» **MATERIAL**:
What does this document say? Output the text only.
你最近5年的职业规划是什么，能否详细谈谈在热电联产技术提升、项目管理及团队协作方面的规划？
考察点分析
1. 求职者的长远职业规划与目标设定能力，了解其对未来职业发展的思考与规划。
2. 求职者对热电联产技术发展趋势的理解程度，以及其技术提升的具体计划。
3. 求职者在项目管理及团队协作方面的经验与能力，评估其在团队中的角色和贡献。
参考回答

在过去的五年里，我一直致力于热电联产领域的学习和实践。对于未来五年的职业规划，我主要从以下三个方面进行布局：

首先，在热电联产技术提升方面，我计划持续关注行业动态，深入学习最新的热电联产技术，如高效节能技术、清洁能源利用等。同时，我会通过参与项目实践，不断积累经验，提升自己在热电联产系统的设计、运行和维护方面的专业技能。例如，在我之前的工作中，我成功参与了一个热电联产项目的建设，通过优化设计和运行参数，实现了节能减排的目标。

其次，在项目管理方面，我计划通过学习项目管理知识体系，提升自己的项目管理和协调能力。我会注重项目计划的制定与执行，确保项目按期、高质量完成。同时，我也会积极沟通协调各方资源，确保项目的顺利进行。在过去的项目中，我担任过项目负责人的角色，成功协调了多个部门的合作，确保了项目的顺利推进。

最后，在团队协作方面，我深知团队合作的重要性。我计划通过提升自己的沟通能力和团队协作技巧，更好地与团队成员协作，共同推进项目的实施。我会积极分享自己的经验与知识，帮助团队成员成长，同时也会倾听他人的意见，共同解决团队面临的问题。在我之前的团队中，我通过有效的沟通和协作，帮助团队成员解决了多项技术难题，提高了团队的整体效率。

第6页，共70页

» **TASK OBJECTIVE**: Your task is to quote the listing above word for word.

» **ANSWER TO THIS PROBLEM**:
What does this document say? Output the text only.
你最近5年的职业规划是什么，能否详细谈谈在热电联产技术提升、项目管理及团队协作方面的规划？
考察点分析
1. 求职者的长远职业规划与目标设定能力，了解其对未来职业发展的思考与规划。
2. 求职者对热电联产技术发展趋势的理解程度，以及其技术提升的具体计划。
3. 求职者在项目管理及团队协作方面的经验与能力，评估其在团队中的角色和贡献。
参考回答

在过去的五年里，我一直致力于热电联产领域的学习和实践。对于未来五年的职业规划，我主要从以下三个方面进行布局：

首先，在热电联产技术提升方面，我计划持续关注行业动态，深入学习最新的热电联产技术，如高效节能技术、清洁能源利用等。同时，我会通过参与项目实践，不断积累经验，提升自己在热电联产系统的设计、运行和维护方面的专业技能。例如，在我之前的工作中，我成功参与了一个热电联产项目的建设，通过优化设计和运行参数，实现了节能减排的目标。

其次，在项目管理方面，我计划通过学习项目管理知识体系，提升自己的项目管理和协调能力。我会注重项目计划的制定与执行，确保项目按期、高质量完成。同时，我也会积极沟通协调各方资源，确保项目的顺利进行。在过去的项目中，我担任过项目负责人的角色，成功协调了多个部门的合作，确保了项目的顺利推进。

最后，在团队协作方面，我深知团队合作的重要性。我计划通过提升自己的沟通能力和团队协作技巧，更好地与团队成员协作，共同推进项目的实施。我会积极分享自己的经验与知识，帮助团队成员成长，同时也会倾听他人的意见，共同解决团队面临的问题。在我之前的团队中，我通过有效的沟通和协作，帮助团队成员解决了多项技术难题，提高了团队的整体效率。

第6页，共70页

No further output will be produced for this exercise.